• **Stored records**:
------------------------------------------------
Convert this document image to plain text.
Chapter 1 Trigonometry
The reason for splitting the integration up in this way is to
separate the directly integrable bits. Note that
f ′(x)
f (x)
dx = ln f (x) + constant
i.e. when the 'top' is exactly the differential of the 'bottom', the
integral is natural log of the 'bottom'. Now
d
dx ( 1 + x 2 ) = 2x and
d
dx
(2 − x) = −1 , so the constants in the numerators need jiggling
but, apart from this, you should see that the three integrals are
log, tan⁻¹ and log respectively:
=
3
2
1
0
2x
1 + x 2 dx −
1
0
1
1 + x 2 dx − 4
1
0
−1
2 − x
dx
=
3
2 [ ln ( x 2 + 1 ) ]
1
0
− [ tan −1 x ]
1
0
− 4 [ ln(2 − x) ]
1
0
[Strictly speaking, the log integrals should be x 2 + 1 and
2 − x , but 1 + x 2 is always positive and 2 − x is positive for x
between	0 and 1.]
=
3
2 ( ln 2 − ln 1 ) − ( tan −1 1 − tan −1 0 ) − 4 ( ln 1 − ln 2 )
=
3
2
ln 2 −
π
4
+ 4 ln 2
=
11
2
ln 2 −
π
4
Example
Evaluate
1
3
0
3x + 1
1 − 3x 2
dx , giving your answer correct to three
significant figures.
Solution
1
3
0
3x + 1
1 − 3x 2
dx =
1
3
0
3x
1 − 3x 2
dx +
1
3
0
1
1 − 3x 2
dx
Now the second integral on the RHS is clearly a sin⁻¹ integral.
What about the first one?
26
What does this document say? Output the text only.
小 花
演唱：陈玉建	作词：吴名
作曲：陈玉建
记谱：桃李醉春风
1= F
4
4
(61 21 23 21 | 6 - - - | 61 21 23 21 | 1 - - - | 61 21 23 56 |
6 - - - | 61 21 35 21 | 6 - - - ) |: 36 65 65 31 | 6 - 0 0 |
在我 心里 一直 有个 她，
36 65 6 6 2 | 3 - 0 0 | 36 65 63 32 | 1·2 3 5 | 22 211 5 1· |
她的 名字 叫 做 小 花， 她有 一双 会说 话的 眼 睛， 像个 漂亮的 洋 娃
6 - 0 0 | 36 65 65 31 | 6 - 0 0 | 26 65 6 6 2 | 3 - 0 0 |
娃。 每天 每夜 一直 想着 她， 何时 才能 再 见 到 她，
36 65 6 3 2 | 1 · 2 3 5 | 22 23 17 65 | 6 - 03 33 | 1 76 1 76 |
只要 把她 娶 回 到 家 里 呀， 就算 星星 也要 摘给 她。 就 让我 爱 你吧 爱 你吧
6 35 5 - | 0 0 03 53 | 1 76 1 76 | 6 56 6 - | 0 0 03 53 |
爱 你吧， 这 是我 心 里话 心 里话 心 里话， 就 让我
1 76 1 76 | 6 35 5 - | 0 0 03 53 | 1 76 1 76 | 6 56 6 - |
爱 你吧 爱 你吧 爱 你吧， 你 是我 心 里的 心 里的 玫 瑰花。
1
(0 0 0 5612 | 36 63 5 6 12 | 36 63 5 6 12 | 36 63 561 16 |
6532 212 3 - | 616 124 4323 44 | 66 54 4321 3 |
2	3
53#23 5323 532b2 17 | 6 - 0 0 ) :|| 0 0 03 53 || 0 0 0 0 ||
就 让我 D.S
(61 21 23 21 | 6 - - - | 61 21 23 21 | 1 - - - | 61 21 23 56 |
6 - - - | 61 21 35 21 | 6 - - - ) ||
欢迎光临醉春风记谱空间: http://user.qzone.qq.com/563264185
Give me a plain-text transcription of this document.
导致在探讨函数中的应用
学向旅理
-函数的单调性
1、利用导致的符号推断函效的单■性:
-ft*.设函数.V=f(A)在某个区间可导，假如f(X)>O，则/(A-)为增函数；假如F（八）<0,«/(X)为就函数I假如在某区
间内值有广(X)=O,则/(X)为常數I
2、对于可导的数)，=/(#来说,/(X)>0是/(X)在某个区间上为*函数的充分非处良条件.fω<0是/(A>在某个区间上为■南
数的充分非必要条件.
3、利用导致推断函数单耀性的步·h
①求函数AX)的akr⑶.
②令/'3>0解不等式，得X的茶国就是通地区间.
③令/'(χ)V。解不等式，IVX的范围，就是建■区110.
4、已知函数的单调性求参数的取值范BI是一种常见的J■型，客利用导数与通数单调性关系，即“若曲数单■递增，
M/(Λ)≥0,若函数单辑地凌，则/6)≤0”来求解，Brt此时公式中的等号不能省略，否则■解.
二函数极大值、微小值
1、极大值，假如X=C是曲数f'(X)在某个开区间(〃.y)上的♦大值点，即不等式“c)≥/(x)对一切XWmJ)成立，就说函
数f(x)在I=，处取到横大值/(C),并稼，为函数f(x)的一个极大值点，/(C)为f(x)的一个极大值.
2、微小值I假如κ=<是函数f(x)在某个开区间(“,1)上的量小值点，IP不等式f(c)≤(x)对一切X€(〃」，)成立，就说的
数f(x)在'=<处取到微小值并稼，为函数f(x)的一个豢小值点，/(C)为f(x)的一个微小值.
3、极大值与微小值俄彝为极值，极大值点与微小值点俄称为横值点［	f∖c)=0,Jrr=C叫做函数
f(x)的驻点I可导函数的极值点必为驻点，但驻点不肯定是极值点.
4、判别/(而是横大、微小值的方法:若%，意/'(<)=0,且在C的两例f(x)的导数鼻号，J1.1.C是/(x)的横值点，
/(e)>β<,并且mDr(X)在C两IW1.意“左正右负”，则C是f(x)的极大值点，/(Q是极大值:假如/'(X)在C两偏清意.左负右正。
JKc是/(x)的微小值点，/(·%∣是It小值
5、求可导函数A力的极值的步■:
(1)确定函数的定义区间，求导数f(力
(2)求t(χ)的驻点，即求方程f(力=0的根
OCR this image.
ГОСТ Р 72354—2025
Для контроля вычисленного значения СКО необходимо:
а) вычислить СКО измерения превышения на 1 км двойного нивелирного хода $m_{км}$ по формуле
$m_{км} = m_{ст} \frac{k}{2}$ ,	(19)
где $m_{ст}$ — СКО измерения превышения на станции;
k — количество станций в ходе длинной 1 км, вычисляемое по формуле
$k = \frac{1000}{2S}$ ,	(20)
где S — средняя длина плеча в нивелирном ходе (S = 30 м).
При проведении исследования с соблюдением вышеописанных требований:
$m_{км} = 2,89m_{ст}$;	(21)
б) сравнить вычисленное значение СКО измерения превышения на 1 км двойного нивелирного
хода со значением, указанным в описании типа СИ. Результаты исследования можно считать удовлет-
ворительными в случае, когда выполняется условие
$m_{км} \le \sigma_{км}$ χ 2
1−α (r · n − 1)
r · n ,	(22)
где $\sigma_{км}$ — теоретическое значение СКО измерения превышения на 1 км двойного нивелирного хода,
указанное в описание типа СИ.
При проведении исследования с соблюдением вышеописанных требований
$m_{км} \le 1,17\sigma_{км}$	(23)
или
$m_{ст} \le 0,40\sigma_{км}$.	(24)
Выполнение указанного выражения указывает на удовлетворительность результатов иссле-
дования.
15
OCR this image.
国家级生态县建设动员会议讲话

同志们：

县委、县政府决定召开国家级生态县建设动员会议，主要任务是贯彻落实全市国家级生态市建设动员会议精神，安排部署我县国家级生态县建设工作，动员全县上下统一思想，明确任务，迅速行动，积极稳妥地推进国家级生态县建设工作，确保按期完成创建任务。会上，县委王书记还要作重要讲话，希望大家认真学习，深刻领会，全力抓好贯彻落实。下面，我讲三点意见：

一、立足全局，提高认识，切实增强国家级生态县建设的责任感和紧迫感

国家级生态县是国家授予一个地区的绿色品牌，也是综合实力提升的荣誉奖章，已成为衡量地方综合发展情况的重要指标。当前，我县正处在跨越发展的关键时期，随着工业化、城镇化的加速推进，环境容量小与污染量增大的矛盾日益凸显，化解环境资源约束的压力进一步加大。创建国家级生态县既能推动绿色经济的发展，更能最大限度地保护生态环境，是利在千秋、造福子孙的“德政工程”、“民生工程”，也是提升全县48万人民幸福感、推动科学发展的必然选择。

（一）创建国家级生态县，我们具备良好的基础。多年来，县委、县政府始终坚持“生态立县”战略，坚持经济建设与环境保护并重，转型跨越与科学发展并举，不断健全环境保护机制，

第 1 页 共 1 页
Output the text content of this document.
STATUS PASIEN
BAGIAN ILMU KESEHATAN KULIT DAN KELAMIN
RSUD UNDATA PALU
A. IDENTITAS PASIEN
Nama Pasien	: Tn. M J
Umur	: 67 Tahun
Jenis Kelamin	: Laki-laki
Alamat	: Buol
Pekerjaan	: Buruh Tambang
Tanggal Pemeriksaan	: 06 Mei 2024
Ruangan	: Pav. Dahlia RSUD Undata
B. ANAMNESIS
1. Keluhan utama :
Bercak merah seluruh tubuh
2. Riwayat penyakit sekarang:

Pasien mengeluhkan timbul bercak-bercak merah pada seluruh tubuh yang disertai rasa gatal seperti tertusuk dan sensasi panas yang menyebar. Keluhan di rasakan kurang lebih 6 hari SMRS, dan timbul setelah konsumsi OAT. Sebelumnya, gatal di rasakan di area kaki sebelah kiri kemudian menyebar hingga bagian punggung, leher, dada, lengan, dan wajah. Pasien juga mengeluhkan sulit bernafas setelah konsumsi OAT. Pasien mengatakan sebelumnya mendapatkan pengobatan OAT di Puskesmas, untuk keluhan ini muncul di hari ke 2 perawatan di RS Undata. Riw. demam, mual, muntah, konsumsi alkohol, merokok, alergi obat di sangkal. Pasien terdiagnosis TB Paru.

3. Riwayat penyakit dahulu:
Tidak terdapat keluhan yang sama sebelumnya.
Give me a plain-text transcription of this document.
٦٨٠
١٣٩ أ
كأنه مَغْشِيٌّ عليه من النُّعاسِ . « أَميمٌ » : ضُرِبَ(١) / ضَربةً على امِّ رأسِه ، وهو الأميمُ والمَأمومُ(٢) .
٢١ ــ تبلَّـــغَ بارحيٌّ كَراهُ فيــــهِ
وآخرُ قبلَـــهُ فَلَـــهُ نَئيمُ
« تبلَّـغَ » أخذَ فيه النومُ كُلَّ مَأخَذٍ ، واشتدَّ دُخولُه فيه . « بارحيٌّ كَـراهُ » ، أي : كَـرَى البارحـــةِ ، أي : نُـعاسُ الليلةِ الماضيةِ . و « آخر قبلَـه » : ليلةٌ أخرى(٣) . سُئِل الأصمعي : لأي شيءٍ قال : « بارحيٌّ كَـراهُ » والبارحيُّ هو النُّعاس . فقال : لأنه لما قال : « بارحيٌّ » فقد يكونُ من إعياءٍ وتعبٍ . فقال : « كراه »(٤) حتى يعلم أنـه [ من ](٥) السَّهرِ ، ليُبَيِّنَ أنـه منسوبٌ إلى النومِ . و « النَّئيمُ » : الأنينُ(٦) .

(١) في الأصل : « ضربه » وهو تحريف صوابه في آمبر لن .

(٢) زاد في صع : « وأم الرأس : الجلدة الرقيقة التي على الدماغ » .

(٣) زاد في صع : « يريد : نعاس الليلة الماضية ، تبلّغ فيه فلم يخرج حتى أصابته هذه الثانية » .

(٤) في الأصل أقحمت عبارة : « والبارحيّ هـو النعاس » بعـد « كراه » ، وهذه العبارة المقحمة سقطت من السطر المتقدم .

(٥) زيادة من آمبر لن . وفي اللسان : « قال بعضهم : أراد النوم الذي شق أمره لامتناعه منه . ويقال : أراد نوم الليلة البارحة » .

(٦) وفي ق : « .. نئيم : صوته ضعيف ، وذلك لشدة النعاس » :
------------------------------------------------
• **THE EXERCISE**:
Copy in full each line that holds the word "integrals".

• **FULL ANSWER**:
but, apart from this, you should see that the three integrals are
[Strictly speaking, the log integrals should be x 2 + 1 and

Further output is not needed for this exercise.